_SET PROBLEM_
Beneath this sentence is a set of records; write each of them out exactly.

_MATERIAL FOR THE TASK_
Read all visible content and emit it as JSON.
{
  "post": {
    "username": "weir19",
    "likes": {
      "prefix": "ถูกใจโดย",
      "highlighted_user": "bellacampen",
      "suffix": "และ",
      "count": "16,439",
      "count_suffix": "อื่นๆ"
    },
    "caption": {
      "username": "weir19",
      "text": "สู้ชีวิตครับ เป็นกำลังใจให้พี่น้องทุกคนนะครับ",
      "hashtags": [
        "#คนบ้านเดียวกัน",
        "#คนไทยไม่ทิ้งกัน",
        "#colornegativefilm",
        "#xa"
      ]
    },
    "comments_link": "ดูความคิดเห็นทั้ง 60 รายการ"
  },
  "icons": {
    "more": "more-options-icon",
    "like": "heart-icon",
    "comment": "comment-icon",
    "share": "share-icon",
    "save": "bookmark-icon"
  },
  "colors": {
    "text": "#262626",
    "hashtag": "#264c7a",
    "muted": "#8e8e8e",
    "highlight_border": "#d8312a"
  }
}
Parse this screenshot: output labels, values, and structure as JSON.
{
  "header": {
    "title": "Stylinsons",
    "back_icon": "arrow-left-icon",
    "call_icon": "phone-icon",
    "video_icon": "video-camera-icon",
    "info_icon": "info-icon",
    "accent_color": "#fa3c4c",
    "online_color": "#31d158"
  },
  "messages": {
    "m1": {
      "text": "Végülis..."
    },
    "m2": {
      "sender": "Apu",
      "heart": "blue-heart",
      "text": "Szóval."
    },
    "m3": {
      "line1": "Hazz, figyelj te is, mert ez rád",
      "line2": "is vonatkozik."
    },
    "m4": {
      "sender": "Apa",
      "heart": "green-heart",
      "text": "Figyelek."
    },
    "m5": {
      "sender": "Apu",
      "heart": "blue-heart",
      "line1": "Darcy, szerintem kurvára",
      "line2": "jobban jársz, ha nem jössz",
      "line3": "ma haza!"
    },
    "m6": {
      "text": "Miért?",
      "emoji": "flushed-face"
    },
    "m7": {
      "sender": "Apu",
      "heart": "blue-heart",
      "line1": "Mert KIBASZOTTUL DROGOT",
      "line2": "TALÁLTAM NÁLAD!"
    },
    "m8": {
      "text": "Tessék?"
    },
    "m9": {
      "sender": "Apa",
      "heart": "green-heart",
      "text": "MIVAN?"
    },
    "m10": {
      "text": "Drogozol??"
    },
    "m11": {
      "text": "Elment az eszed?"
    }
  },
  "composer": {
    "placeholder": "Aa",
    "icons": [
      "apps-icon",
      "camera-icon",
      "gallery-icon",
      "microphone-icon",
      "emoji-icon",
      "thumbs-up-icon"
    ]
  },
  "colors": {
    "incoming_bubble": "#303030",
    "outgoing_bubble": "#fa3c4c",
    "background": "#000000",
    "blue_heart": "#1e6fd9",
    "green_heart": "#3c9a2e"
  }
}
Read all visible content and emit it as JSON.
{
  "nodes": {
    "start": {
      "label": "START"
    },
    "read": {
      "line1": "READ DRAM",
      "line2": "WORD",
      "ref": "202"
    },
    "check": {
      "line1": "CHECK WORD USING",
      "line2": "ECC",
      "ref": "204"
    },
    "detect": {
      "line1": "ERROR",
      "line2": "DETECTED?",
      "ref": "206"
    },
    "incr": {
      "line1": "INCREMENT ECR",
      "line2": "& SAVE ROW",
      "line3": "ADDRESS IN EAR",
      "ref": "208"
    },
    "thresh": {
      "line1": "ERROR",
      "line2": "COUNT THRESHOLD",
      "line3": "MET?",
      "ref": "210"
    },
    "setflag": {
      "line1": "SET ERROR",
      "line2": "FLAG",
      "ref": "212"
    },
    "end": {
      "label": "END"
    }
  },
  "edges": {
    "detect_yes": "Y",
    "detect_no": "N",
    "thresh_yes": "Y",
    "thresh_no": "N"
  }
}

_TASK OUTPUT_
Read all visible content and emit it as JSON.
{
  "post": {
    "username": "weir19",
    "likes": {
      "prefix": "ถูกใจโดย",
      "highlighted_user": "bellacampen",
      "suffix": "และ",
      "count": "16,439",
      "count_suffix": "อื่นๆ"
    },
    "caption": {
      "username": "weir19",
      "text": "สู้ชีวิตครับ เป็นกำลังใจให้พี่น้องทุกคนนะครับ",
      "hashtags": [
        "#คนบ้านเดียวกัน",
        "#คนไทยไม่ทิ้งกัน",
        "#colornegativefilm",
        "#xa"
      ]
    },
    "comments_link": "ดูความคิดเห็นทั้ง 60 รายการ"
  },
  "icons": {
    "more": "more-options-icon",
    "like": "heart-icon",
    "comment": "comment-icon",
    "share": "share-icon",
    "save": "bookmark-icon"
  },
  "colors": {
    "text": "#262626",
    "hashtag": "#264c7a",
    "muted": "#8e8e8e",
    "highlight_border": "#d8312a"
  }
}
Parse this screenshot: output labels, values, and structure as JSON.
{
  "header": {
    "title": "Stylinsons",
    "back_icon": "arrow-left-icon",
    "call_icon": "phone-icon",
    "video_icon": "video-camera-icon",
    "info_icon": "info-icon",
    "accent_color": "#fa3c4c",
    "online_color": "#31d158"
  },
  "messages": {
    "m1": {
      "text": "Végülis..."
    },
    "m2": {
      "sender": "Apu",
      "heart": "blue-heart",
      "text": "Szóval."
    },
    "m3": {
      "line1": "Hazz, figyelj te is, mert ez rád",
      "line2": "is vonatkozik."
    },
    "m4": {
      "sender": "Apa",
      "heart": "green-heart",
      "text": "Figyelek."
    },
    "m5": {
      "sender": "Apu",
      "heart": "blue-heart",
      "line1": "Darcy, szerintem kurvára",
      "line2": "jobban jársz, ha nem jössz",
      "line3": "ma haza!"
    },
    "m6": {
      "text": "Miért?",
      "emoji": "flushed-face"
    },
    "m7": {
      "sender": "Apu",
      "heart": "blue-heart",
      "line1": "Mert KIBASZOTTUL DROGOT",
      "line2": "TALÁLTAM NÁLAD!"
    },
    "m8": {
      "text": "Tessék?"
    },
    "m9": {
      "sender": "Apa",
      "heart": "green-heart",
      "text": "MIVAN?"
    },
    "m10": {
      "text": "Drogozol??"
    },
    "m11": {
      "text": "Elment az eszed?"
    }
  },
  "composer": {
    "placeholder": "Aa",
    "icons": [
      "apps-icon",
      "camera-icon",
      "gallery-icon",
      "microphone-icon",
      "emoji-icon",
      "thumbs-up-icon"
    ]
  },
  "colors": {
    "incoming_bubble": "#303030",
    "outgoing_bubble": "#fa3c4c",
    "background": "#000000",
    "blue_heart": "#1e6fd9",
    "green_heart": "#3c9a2e"
  }
}
Read all visible content and emit it as JSON.
{
  "nodes": {
    "start": {
      "label": "START"
    },
    "read": {
      "line1": "READ DRAM",
      "line2": "WORD",
      "ref": "202"
    },
    "check": {
      "line1": "CHECK WORD USING",
      "line2": "ECC",
      "ref": "204"
    },
    "detect": {
      "line1": "ERROR",
      "line2": "DETECTED?",
      "ref": "206"
    },
    "incr": {
      "line1": "INCREMENT ECR",
      "line2": "& SAVE ROW",
      "line3": "ADDRESS IN EAR",
      "ref": "208"
    },
    "thresh": {
      "line1": "ERROR",
      "line2": "COUNT THRESHOLD",
      "line3": "MET?",
      "ref": "210"
    },
    "setflag": {
      "line1": "SET ERROR",
      "line2": "FLAG",
      "ref": "212"
    },
    "end": {
      "label": "END"
    }
  },
  "edges": {
    "detect_yes": "Y",
    "detect_no": "N",
    "thresh_yes": "Y",
    "thresh_no": "N"
  }
}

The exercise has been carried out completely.